Count the lines in the entries below that contain the word "like". Reply with only that number.

** Begin **

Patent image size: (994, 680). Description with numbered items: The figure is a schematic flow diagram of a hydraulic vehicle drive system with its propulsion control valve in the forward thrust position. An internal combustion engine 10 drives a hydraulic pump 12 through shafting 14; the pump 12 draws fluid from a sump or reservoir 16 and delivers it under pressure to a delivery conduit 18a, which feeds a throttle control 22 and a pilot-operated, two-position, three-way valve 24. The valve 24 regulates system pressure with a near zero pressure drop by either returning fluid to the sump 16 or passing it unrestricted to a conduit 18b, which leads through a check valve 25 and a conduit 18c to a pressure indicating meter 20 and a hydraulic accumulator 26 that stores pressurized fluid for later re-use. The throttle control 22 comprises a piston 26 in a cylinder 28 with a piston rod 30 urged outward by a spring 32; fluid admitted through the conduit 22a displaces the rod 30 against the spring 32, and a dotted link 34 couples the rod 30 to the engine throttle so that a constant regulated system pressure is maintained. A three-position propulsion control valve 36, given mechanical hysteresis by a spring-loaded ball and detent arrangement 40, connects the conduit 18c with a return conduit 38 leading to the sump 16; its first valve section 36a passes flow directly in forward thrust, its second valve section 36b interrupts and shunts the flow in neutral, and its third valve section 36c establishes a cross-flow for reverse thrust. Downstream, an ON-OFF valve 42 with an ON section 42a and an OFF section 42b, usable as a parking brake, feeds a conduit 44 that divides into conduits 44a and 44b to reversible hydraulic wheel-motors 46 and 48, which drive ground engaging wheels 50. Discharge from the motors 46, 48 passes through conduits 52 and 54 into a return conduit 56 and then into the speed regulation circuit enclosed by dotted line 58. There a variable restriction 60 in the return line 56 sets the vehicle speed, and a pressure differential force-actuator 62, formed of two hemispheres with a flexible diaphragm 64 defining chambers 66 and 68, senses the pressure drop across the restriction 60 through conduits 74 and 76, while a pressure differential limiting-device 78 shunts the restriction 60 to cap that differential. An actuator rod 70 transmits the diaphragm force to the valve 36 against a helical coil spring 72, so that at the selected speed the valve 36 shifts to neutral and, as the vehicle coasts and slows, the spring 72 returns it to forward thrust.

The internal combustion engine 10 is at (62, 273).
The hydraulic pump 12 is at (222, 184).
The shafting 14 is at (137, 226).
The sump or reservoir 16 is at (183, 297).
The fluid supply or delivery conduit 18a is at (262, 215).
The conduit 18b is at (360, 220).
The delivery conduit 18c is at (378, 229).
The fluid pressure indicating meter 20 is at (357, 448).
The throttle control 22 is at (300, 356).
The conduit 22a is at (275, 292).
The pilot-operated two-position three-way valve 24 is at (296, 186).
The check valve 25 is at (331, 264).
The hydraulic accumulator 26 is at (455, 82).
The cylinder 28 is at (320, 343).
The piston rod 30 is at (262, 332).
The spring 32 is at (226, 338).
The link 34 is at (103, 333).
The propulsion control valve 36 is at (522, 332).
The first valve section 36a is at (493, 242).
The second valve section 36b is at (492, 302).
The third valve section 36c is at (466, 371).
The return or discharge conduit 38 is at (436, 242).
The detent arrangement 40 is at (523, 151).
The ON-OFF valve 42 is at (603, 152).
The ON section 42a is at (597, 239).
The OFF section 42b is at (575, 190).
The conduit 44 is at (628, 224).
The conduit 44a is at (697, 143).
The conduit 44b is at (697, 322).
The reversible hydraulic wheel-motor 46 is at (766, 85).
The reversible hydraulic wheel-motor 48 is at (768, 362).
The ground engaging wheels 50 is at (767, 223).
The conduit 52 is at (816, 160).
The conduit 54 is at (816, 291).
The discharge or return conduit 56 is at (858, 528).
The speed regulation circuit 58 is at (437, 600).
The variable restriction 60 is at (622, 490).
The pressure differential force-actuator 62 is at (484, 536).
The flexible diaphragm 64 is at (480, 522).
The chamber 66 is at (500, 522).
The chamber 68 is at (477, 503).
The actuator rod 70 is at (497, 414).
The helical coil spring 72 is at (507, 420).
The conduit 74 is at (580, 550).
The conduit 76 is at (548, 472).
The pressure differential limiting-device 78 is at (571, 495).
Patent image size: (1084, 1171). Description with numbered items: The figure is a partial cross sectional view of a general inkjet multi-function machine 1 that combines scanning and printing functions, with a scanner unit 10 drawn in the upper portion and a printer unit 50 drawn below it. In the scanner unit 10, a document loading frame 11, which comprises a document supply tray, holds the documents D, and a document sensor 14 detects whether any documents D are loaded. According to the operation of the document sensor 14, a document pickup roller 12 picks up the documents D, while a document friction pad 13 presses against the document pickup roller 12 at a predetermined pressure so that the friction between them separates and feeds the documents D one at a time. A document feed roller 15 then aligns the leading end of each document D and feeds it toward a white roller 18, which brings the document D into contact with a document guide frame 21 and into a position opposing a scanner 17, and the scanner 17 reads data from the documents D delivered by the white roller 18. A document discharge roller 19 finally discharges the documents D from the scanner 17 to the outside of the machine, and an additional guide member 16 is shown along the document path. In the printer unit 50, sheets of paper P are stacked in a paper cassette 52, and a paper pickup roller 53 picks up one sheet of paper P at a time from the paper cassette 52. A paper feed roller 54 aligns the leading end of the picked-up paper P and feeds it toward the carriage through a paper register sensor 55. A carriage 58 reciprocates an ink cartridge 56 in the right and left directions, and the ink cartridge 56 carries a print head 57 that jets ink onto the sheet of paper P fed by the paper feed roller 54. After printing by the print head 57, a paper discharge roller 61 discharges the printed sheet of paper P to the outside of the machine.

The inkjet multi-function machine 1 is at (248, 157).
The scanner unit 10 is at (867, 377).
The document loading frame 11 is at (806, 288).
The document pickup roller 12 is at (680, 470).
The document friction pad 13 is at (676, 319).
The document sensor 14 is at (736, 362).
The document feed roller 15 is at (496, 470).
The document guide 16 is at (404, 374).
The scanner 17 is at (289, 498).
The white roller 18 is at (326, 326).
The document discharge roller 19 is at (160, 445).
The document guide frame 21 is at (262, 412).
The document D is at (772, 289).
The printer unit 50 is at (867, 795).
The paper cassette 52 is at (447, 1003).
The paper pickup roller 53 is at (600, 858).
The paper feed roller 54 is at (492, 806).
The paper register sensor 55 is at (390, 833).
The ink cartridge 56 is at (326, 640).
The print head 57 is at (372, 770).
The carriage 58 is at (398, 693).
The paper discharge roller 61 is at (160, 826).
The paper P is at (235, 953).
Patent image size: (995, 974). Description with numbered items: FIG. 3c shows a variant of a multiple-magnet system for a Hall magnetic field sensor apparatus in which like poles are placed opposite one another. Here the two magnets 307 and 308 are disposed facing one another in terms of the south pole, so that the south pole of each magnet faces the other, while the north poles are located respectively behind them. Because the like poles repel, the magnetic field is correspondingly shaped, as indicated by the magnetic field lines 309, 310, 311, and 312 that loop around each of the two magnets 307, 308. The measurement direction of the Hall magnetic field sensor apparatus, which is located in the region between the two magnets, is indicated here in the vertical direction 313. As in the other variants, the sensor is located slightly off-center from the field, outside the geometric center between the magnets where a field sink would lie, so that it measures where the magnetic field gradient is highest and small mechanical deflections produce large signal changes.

** End **

_Task answer_:
1